Material for this task:
———

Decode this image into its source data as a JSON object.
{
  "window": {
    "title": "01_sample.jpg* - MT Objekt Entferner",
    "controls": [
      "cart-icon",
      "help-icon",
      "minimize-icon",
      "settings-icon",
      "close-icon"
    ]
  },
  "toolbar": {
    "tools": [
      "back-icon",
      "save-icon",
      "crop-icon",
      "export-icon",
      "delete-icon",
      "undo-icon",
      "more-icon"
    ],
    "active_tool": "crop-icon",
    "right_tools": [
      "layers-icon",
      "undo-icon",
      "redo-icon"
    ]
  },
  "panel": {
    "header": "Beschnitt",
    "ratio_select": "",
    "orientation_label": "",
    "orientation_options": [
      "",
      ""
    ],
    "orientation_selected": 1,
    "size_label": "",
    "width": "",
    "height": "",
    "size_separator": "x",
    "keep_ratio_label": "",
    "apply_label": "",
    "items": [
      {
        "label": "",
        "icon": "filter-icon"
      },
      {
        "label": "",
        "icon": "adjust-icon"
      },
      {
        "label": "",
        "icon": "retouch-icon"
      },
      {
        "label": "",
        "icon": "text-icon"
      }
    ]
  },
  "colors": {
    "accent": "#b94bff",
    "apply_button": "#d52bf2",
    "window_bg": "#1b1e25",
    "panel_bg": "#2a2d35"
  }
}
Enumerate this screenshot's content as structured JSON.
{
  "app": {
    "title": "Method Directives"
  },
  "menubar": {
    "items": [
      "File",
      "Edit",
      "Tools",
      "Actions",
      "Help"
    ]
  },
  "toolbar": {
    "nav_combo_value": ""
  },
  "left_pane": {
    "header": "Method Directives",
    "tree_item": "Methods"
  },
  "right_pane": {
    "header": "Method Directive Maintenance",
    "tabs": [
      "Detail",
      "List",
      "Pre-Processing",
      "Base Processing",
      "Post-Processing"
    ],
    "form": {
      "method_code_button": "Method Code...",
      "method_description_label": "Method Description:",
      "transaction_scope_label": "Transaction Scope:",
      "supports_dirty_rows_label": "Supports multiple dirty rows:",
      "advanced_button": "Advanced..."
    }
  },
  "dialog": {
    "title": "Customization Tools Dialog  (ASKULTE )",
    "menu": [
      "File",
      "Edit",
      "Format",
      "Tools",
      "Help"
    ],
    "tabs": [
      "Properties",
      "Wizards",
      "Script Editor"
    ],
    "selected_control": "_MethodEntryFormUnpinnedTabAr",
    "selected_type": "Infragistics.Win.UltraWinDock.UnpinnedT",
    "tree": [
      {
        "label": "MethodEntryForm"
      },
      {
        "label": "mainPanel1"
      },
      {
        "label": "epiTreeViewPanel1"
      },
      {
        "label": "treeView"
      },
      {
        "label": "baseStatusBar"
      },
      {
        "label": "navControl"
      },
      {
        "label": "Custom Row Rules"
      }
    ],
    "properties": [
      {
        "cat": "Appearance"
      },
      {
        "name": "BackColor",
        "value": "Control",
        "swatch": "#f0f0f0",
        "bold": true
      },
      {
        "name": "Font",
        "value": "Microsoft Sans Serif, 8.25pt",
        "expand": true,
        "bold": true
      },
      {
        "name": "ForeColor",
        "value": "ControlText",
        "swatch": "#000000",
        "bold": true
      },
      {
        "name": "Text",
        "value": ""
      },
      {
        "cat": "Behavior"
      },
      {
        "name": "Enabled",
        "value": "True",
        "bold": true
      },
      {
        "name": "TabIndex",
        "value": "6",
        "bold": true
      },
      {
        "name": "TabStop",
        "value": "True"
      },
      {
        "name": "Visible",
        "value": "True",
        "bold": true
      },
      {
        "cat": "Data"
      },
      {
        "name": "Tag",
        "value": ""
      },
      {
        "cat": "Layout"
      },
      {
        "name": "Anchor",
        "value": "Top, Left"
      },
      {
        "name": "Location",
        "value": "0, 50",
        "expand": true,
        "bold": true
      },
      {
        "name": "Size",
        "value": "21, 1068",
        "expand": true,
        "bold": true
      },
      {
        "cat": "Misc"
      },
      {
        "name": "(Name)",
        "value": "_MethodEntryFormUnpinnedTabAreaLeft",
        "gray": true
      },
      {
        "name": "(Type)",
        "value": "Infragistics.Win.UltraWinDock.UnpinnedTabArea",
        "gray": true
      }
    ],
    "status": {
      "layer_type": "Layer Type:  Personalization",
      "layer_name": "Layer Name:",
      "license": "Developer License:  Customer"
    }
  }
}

———

Transcribe each record exactly. Leave nothing out.

Decode this image into its source data as a JSON object.
{
  "window": {
    "title": "01_sample.jpg* - MT Objekt Entferner",
    "controls": [
      "cart-icon",
      "help-icon",
      "minimize-icon",
      "settings-icon",
      "close-icon"
    ]
  },
  "toolbar": {
    "tools": [
      "back-icon",
      "save-icon",
      "crop-icon",
      "export-icon",
      "delete-icon",
      "undo-icon",
      "more-icon"
    ],
    "active_tool": "crop-icon",
    "right_tools": [
      "layers-icon",
      "undo-icon",
      "redo-icon"
    ]
  },
  "panel": {
    "header": "Beschnitt",
    "ratio_select": "",
    "orientation_label": "",
    "orientation_options": [
      "",
      ""
    ],
    "orientation_selected": 1,
    "size_label": "",
    "width": "",
    "height": "",
    "size_separator": "x",
    "keep_ratio_label": "",
    "apply_label": "",
    "items": [
      {
        "label": "",
        "icon": "filter-icon"
      },
      {
        "label": "",
        "icon": "adjust-icon"
      },
      {
        "label": "",
        "icon": "retouch-icon"
      },
      {
        "label": "",
        "icon": "text-icon"
      }
    ]
  },
  "colors": {
    "accent": "#b94bff",
    "apply_button": "#d52bf2",
    "window_bg": "#1b1e25",
    "panel_bg": "#2a2d35"
  }
}
Enumerate this screenshot's content as structured JSON.
{
  "app": {
    "title": "Method Directives"
  },
  "menubar": {
    "items": [
      "File",
      "Edit",
      "Tools",
      "Actions",
      "Help"
    ]
  },
  "toolbar": {
    "nav_combo_value": ""
  },
  "left_pane": {
    "header": "Method Directives",
    "tree_item": "Methods"
  },
  "right_pane": {
    "header": "Method Directive Maintenance",
    "tabs": [
      "Detail",
      "List",
      "Pre-Processing",
      "Base Processing",
      "Post-Processing"
    ],
    "form": {
      "method_code_button": "Method Code...",
      "method_description_label": "Method Description:",
      "transaction_scope_label": "Transaction Scope:",
      "supports_dirty_rows_label": "Supports multiple dirty rows:",
      "advanced_button": "Advanced..."
    }
  },
  "dialog": {
    "title": "Customization Tools Dialog  (ASKULTE )",
    "menu": [
      "File",
      "Edit",
      "Format",
      "Tools",
      "Help"
    ],
    "tabs": [
      "Properties",
      "Wizards",
      "Script Editor"
    ],
    "selected_control": "_MethodEntryFormUnpinnedTabAr",
    "selected_type": "Infragistics.Win.UltraWinDock.UnpinnedT",
    "tree": [
      {
        "label": "MethodEntryForm"
      },
      {
        "label": "mainPanel1"
      },
      {
        "label": "epiTreeViewPanel1"
      },
      {
        "label": "treeView"
      },
      {
        "label": "baseStatusBar"
      },
      {
        "label": "navControl"
      },
      {
        "label": "Custom Row Rules"
      }
    ],
    "properties": [
      {
        "cat": "Appearance"
      },
      {
        "name": "BackColor",
        "value": "Control",
        "swatch": "#f0f0f0",
        "bold": true
      },
      {
        "name": "Font",
        "value": "Microsoft Sans Serif, 8.25pt",
        "expand": true,
        "bold": true
      },
      {
        "name": "ForeColor",
        "value": "ControlText",
        "swatch": "#000000",
        "bold": true
      },
      {
        "name": "Text",
        "value": ""
      },
      {
        "cat": "Behavior"
      },
      {
        "name": "Enabled",
        "value": "True",
        "bold": true
      },
      {
        "name": "TabIndex",
        "value": "6",
        "bold": true
      },
      {
        "name": "TabStop",
        "value": "True"
      },
      {
        "name": "Visible",
        "value": "True",
        "bold": true
      },
      {
        "cat": "Data"
      },
      {
        "name": "Tag",
        "value": ""
      },
      {
        "cat": "Layout"
      },
      {
        "name": "Anchor",
        "value": "Top, Left"
      },
      {
        "name": "Location",
        "value": "0, 50",
        "expand": true,
        "bold": true
      },
      {
        "name": "Size",
        "value": "21, 1068",
        "expand": true,
        "bold": true
      },
      {
        "cat": "Misc"
      },
      {
        "name": "(Name)",
        "value": "_MethodEntryFormUnpinnedTabAreaLeft",
        "gray": true
      },
      {
        "name": "(Type)",
        "value": "Infragistics.Win.UltraWinDock.UnpinnedTabArea",
        "gray": true
      }
    ],
    "status": {
      "layer_type": "Layer Type:  Personalization",
      "layer_name": "Layer Name:",
      "license": "Developer License:  Customer"
    }
  }
}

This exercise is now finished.